__Material for the task__
------------------------------------

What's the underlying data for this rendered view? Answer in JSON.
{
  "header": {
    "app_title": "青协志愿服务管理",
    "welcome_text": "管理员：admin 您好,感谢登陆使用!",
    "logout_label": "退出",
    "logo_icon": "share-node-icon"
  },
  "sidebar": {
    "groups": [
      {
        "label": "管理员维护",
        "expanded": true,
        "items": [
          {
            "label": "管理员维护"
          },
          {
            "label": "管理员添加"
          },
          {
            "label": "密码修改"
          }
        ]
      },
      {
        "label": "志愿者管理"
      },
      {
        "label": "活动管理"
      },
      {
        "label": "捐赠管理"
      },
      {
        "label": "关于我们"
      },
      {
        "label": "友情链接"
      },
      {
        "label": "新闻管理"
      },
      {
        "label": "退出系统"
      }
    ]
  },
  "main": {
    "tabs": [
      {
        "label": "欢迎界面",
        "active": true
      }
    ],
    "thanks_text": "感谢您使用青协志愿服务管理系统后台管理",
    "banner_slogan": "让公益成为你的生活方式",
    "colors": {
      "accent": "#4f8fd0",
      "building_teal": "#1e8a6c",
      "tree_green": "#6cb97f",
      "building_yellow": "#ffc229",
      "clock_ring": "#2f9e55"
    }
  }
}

------------------------------------

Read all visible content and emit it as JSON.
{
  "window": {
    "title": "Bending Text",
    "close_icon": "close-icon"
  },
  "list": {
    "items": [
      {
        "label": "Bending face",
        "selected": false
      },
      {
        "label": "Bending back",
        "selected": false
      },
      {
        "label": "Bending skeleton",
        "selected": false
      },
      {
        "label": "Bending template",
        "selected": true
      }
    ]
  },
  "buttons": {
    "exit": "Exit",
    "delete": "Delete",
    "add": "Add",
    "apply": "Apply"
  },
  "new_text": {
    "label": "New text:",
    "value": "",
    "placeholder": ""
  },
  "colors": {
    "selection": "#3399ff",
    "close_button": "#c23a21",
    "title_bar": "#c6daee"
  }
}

------------------------------------

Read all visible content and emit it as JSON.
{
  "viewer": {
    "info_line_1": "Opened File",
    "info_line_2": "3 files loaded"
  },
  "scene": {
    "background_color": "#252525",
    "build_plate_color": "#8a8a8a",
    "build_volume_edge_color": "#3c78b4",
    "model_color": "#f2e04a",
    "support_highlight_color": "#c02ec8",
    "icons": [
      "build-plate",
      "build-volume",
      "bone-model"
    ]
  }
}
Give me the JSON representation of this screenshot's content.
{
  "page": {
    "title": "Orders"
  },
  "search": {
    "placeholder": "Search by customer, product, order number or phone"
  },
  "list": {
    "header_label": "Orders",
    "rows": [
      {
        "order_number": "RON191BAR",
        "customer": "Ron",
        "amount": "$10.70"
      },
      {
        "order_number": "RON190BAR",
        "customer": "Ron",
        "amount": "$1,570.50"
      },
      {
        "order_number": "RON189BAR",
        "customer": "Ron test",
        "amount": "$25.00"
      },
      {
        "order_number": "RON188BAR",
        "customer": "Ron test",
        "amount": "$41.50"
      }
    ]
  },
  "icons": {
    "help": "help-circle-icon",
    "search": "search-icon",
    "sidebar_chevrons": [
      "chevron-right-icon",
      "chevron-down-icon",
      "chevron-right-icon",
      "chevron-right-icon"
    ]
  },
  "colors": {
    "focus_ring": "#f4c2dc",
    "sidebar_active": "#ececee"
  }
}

------------------------------------

__Instruction__
Using the listing above, locate the lines that hold "this" and copy each one.

__Exercise output__
What's the underlying data for this rendered view? Answer in JSON.
Give me the JSON representation of this screenshot's content.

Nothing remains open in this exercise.